══ RECORDS ══

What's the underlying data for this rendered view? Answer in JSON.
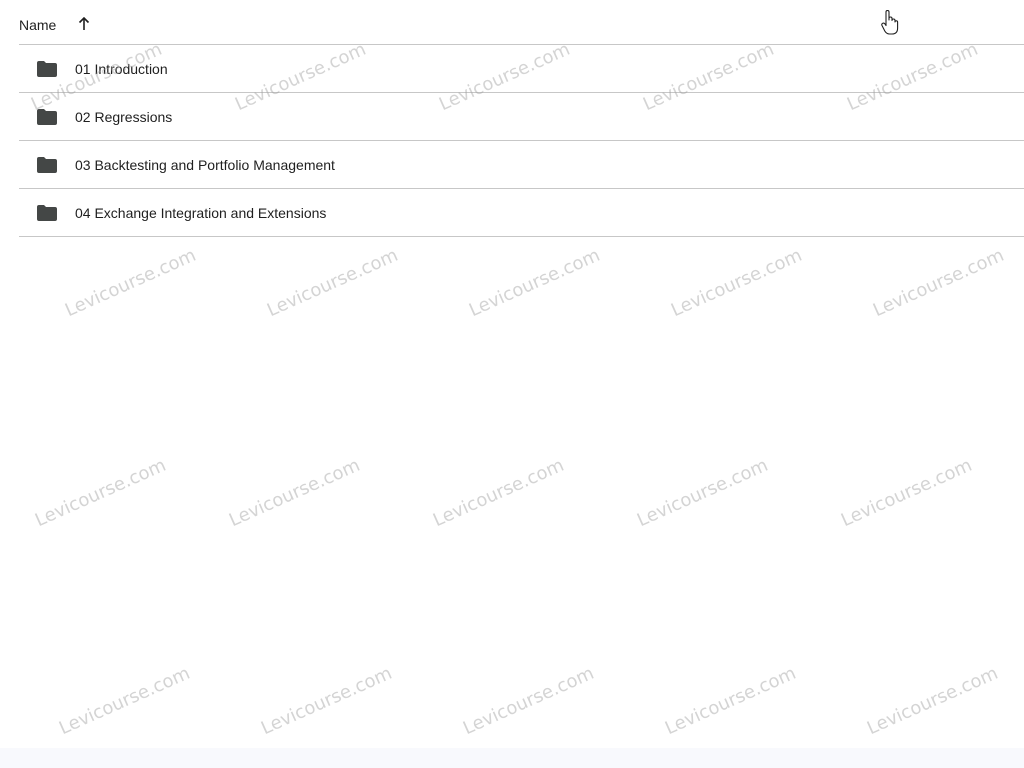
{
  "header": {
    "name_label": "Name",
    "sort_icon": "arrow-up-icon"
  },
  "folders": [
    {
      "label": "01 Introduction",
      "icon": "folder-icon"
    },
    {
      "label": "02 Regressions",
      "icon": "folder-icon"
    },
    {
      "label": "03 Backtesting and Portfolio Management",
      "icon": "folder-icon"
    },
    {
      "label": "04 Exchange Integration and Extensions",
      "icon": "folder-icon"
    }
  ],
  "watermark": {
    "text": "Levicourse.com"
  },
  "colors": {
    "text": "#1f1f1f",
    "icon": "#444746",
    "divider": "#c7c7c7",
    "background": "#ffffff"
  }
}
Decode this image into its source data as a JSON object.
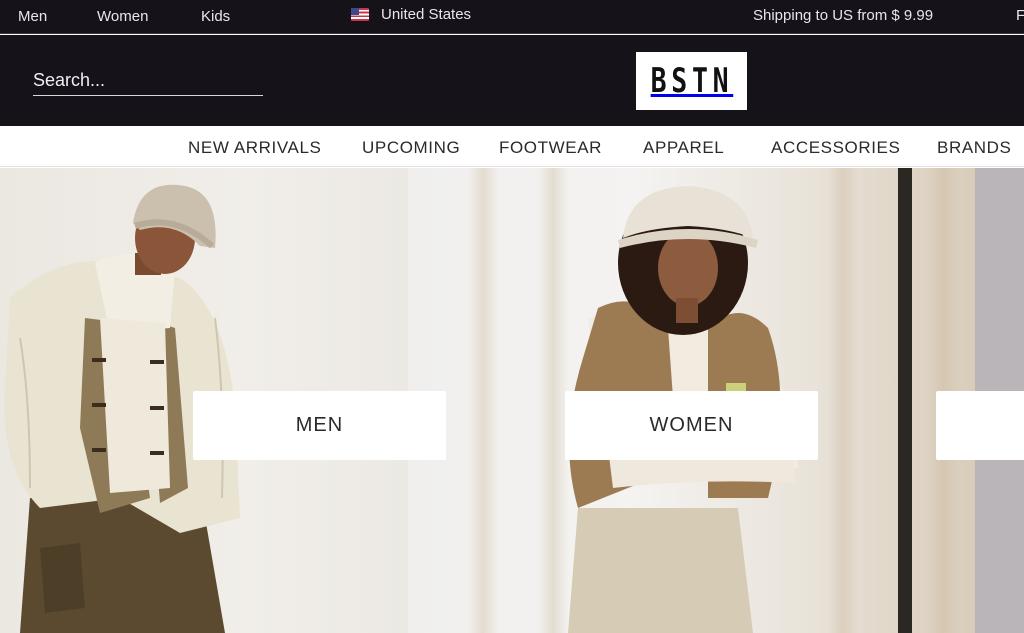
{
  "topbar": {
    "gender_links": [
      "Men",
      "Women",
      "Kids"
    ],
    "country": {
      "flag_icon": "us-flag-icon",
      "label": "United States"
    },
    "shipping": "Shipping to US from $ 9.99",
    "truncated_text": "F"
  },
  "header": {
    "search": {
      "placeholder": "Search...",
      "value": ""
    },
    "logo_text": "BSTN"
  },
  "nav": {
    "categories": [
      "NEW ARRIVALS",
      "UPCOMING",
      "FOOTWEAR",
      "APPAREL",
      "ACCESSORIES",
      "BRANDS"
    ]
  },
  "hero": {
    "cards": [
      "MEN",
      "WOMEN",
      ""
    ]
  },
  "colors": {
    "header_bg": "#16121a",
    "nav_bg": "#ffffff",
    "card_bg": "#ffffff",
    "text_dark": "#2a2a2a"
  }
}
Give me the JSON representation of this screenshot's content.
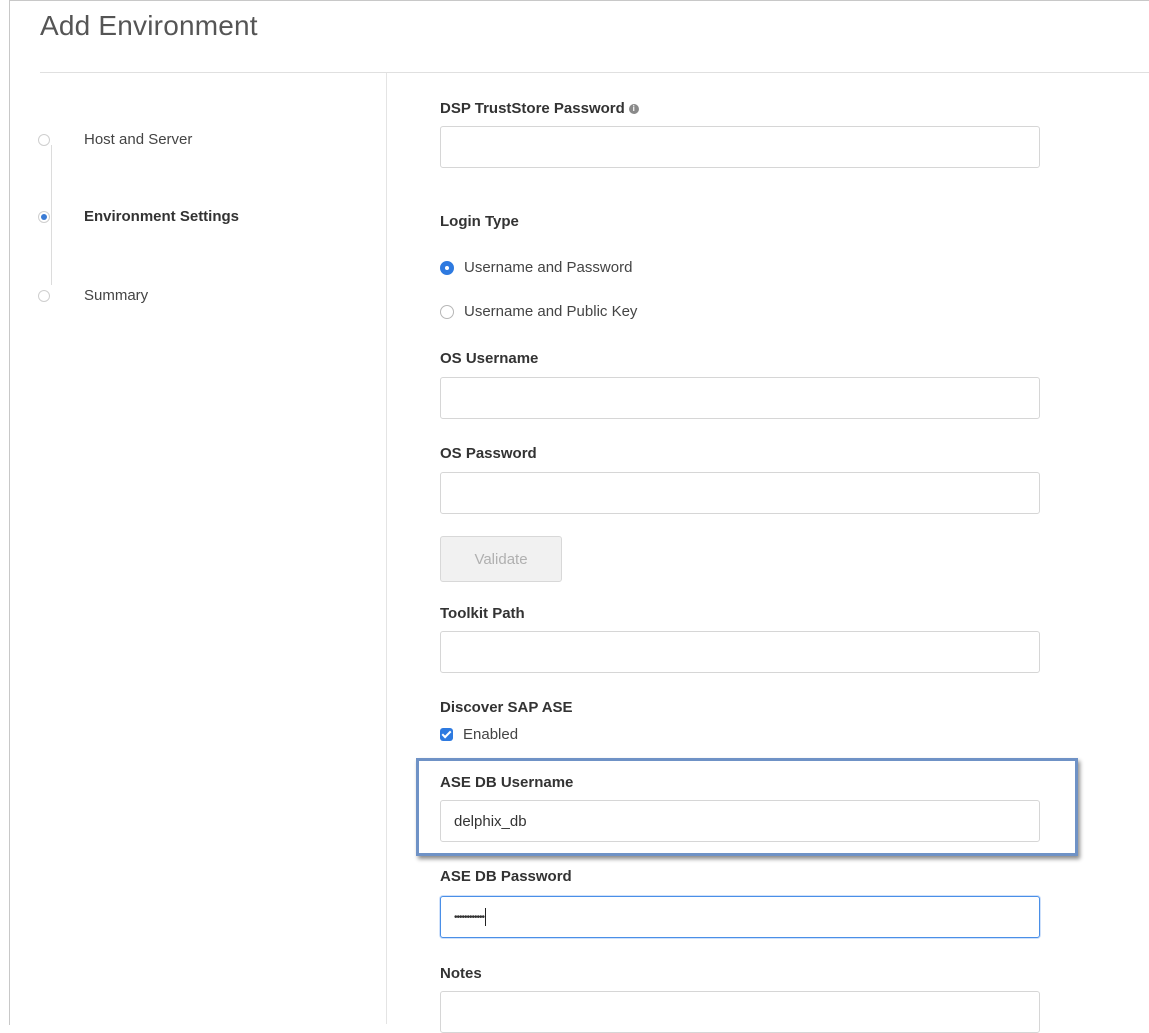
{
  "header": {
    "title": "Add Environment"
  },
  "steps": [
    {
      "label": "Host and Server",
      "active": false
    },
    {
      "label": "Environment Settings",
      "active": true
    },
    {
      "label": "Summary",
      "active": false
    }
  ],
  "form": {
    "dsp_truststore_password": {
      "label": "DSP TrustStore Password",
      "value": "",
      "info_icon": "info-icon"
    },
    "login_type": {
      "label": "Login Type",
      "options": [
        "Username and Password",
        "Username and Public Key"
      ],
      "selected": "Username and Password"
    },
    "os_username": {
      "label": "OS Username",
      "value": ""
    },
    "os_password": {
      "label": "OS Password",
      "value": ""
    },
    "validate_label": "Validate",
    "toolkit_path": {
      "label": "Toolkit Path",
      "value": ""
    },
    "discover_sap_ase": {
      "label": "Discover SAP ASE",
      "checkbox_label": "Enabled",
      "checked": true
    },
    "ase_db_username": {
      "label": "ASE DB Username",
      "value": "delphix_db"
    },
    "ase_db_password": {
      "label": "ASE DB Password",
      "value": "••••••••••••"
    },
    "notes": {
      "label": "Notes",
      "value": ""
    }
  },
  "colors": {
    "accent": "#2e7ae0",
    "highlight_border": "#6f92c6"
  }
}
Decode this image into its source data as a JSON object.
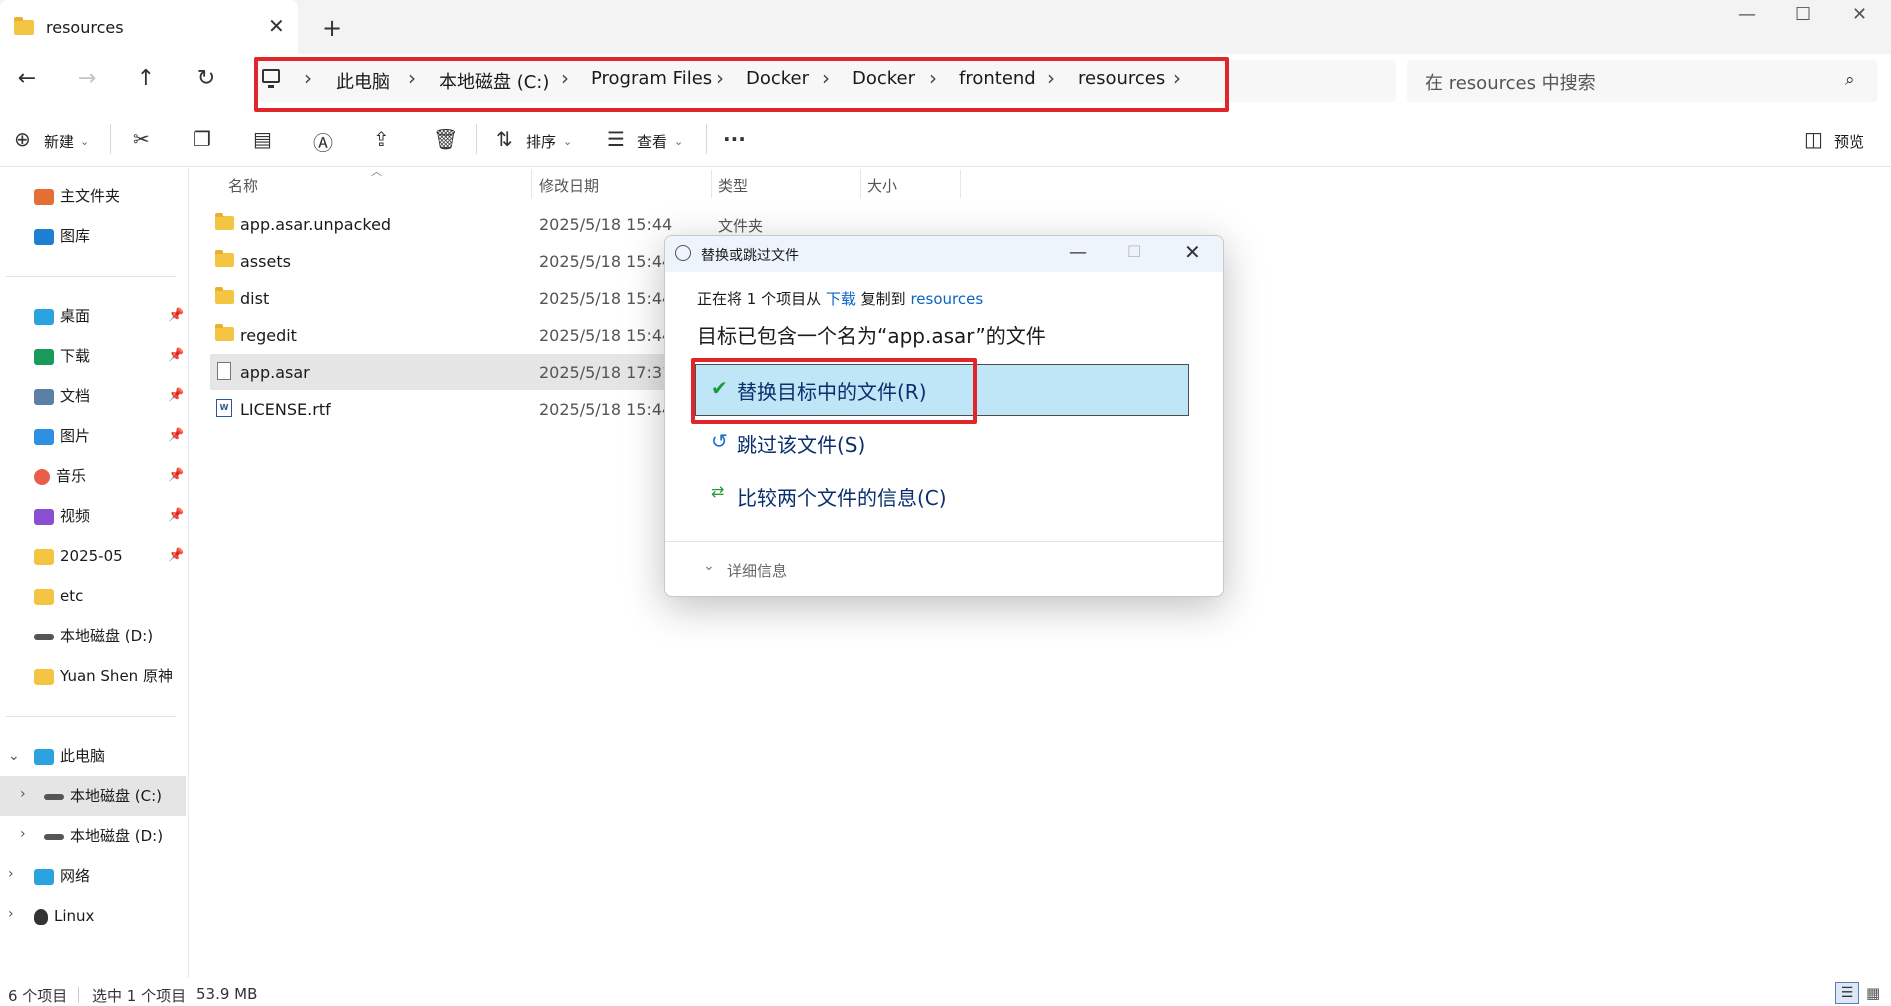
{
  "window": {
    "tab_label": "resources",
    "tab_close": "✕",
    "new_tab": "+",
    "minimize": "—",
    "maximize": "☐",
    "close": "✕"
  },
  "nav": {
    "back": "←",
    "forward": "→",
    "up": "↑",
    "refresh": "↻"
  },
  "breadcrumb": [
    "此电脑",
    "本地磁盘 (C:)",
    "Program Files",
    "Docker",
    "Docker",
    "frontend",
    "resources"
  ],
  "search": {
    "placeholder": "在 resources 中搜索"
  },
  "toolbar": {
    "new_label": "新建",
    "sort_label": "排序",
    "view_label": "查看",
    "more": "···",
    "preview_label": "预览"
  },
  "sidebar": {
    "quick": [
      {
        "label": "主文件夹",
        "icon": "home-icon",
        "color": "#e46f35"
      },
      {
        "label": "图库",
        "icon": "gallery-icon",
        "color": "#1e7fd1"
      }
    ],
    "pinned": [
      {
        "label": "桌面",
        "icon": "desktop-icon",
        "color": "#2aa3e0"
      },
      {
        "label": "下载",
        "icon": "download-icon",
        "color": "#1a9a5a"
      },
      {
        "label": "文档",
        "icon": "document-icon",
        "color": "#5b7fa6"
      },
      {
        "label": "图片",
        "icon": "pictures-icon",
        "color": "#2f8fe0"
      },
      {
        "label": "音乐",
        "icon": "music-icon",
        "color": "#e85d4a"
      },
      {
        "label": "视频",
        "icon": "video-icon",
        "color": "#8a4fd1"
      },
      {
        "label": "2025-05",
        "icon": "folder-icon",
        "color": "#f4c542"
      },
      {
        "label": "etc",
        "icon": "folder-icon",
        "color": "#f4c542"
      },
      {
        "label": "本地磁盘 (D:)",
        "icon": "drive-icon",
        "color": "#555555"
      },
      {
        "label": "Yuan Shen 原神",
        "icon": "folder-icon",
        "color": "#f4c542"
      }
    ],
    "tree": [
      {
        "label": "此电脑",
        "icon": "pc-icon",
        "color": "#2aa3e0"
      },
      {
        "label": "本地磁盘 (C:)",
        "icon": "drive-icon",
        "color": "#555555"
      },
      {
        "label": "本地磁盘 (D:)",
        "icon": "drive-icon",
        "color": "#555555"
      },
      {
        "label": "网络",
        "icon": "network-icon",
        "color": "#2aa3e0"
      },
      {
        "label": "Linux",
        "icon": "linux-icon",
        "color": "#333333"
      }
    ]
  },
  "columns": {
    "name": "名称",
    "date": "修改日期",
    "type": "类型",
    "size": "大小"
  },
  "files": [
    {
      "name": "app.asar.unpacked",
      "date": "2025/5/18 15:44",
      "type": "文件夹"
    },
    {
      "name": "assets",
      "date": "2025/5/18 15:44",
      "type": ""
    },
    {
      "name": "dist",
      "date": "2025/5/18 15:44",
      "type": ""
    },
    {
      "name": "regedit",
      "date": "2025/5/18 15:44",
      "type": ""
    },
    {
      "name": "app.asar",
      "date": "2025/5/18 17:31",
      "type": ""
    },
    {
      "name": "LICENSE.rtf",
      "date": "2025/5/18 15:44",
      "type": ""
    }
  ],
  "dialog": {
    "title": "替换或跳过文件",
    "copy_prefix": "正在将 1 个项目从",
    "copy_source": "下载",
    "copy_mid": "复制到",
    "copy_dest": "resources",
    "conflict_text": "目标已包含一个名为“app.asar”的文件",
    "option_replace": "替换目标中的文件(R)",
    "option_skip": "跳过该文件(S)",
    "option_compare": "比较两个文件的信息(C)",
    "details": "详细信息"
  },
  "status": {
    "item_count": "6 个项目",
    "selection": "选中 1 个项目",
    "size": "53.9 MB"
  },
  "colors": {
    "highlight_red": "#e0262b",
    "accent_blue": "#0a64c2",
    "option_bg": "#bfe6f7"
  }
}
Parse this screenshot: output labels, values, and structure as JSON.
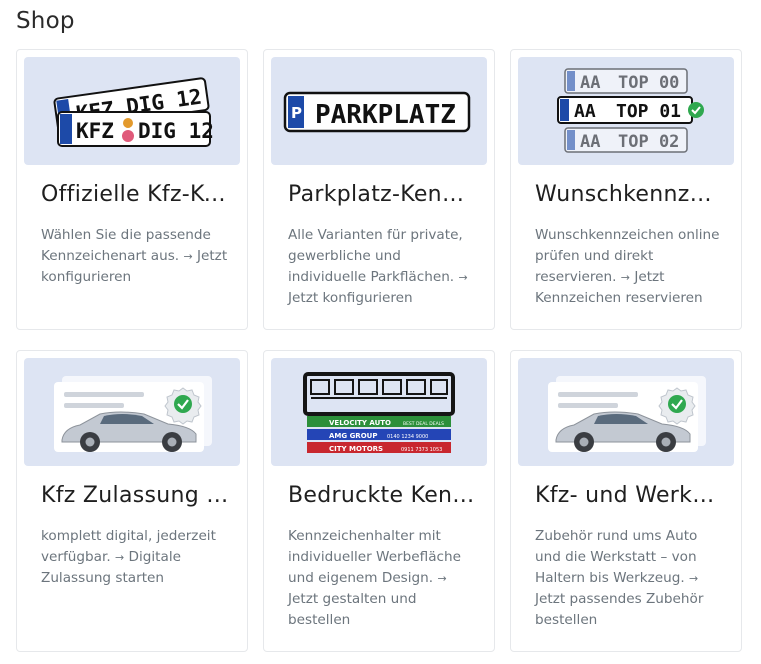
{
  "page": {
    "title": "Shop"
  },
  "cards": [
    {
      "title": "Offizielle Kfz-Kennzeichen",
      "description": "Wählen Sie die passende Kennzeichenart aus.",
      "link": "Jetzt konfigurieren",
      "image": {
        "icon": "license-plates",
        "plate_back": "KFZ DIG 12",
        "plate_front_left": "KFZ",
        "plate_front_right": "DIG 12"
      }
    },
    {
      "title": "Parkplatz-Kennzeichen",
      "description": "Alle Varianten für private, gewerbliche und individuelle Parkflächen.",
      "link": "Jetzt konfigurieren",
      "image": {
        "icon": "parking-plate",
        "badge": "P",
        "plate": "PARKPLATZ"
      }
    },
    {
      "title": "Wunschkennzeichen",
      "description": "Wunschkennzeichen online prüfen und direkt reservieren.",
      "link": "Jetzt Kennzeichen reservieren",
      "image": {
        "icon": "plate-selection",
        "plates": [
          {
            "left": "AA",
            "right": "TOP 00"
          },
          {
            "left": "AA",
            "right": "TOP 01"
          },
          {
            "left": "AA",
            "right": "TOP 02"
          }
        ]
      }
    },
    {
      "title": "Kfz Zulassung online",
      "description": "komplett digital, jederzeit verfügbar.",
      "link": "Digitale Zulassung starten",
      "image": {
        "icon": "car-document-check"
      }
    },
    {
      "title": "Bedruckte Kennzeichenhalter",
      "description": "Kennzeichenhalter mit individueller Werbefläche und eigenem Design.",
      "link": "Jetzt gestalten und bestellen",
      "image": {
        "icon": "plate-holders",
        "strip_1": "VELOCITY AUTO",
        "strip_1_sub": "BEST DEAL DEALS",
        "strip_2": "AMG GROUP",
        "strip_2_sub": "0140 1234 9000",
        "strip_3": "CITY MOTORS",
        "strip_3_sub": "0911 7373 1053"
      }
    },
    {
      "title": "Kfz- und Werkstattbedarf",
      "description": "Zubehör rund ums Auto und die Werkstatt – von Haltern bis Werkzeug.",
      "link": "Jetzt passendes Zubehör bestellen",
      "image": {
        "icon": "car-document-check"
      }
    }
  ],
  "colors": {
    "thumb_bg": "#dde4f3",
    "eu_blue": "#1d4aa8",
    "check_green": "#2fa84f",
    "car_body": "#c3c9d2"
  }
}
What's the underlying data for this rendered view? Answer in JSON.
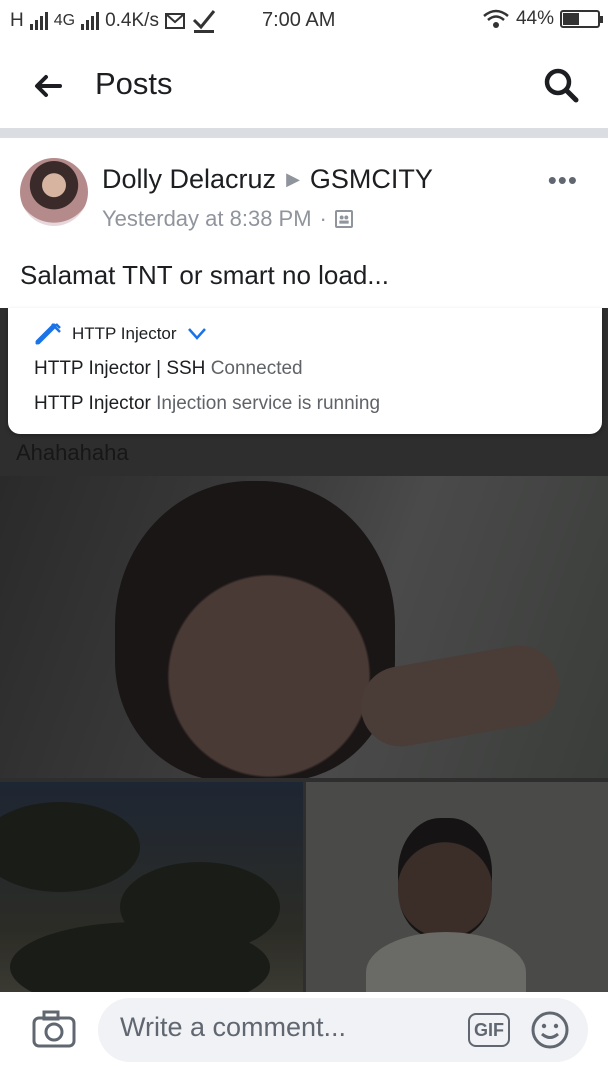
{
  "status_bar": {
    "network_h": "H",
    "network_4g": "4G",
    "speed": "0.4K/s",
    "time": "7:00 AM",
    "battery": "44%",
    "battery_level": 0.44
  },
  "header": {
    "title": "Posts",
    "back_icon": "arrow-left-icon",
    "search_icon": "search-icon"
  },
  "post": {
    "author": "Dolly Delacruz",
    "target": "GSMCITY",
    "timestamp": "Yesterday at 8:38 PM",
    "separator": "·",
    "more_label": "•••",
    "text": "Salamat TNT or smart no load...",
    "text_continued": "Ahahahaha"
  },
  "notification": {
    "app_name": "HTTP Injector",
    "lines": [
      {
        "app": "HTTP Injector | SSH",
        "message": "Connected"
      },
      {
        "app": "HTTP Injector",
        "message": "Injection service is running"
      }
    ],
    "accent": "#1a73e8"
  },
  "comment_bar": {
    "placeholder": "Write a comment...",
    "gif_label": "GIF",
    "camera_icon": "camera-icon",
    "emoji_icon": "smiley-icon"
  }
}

═══

WORK TO BE COMPLETED: Pull out each line of the listing that holds the string "Wunschkennzeichen".

IN RESPONSE:
      "title": "Wunschkennzeichen",
      "description": "Wunschkennzeichen online prüfen und direkt reservieren.",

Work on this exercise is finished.